**** STORED RECORDS
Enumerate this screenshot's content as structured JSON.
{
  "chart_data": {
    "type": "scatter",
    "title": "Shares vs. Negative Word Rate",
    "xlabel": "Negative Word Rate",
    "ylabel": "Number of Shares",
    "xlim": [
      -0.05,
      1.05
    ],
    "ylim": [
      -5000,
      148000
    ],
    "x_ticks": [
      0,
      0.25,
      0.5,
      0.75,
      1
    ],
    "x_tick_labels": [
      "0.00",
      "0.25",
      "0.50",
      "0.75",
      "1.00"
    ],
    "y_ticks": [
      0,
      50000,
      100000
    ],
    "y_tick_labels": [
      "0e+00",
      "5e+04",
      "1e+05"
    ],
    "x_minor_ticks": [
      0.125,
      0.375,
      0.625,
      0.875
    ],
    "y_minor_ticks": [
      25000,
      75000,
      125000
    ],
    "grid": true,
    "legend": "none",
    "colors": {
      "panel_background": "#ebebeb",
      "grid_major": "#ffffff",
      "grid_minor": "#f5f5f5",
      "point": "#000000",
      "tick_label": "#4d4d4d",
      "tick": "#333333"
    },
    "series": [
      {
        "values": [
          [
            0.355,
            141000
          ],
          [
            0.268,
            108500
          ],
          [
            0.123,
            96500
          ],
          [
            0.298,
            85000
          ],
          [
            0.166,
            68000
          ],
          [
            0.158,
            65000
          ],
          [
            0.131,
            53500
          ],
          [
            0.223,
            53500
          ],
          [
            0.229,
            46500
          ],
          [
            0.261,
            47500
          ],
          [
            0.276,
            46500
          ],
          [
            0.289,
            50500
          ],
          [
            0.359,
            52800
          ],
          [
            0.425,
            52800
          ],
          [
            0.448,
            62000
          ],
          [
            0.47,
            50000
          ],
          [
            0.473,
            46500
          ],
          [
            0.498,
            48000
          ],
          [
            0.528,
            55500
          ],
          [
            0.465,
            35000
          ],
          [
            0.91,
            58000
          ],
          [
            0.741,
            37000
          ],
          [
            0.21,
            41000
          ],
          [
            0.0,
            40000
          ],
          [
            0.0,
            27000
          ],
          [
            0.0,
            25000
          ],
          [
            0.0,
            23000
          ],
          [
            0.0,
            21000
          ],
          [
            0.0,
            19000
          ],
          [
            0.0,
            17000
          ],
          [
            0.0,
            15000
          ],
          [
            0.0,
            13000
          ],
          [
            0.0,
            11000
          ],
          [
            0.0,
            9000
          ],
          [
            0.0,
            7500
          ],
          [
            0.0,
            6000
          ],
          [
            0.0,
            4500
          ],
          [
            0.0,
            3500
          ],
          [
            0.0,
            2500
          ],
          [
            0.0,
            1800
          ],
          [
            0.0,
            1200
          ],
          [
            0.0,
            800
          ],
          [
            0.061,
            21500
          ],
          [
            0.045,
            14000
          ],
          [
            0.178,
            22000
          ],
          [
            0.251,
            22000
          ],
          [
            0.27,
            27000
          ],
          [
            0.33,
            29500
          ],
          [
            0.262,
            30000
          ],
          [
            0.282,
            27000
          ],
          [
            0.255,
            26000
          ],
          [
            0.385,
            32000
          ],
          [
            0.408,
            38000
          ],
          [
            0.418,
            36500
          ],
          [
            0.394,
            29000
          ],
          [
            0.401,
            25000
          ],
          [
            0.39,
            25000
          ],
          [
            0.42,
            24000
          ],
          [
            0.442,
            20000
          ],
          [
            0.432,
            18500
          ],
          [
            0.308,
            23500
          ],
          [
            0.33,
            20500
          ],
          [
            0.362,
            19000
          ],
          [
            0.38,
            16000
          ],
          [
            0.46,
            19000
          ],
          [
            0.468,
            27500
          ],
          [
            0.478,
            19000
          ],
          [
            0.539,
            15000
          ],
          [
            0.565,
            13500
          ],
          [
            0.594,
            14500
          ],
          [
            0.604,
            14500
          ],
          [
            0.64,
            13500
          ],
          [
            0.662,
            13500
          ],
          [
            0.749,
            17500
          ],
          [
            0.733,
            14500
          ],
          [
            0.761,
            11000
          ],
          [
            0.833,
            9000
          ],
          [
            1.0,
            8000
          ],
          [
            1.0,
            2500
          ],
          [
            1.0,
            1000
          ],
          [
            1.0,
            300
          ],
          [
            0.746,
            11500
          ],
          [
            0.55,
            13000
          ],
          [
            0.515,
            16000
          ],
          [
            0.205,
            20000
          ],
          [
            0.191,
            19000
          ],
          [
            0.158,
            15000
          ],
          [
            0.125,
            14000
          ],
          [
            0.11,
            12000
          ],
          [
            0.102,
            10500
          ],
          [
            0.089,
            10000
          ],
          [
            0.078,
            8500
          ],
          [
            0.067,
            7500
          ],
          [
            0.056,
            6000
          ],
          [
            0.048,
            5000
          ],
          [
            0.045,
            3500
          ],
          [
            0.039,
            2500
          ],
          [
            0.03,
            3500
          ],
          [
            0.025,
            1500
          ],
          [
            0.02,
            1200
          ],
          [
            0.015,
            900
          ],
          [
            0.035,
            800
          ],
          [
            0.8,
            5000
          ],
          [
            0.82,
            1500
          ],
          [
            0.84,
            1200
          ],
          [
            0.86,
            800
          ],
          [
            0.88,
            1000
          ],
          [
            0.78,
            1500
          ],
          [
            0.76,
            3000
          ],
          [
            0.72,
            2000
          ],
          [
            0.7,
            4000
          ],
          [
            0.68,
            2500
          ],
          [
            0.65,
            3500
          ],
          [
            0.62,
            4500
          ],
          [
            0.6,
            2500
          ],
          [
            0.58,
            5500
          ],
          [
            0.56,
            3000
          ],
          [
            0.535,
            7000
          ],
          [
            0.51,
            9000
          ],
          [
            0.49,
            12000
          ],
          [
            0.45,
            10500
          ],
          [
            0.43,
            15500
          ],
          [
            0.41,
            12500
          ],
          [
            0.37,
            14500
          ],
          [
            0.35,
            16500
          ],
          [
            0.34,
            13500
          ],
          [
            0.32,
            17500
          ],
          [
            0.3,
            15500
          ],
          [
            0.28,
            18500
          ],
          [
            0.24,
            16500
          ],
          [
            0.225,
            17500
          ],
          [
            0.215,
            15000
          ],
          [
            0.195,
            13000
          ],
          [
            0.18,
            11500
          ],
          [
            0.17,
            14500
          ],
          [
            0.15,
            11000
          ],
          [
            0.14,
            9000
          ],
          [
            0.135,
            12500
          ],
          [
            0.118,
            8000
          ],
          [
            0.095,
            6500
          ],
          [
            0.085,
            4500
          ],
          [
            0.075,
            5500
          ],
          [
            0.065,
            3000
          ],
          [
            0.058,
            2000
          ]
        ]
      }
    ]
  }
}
********
THE PROBLEM.
Check every line of the data, and copy the ones that contain "Word".

FULL RESPONSE.
    "title": "Shares vs. Negative Word Rate",
    "xlabel": "Negative Word Rate",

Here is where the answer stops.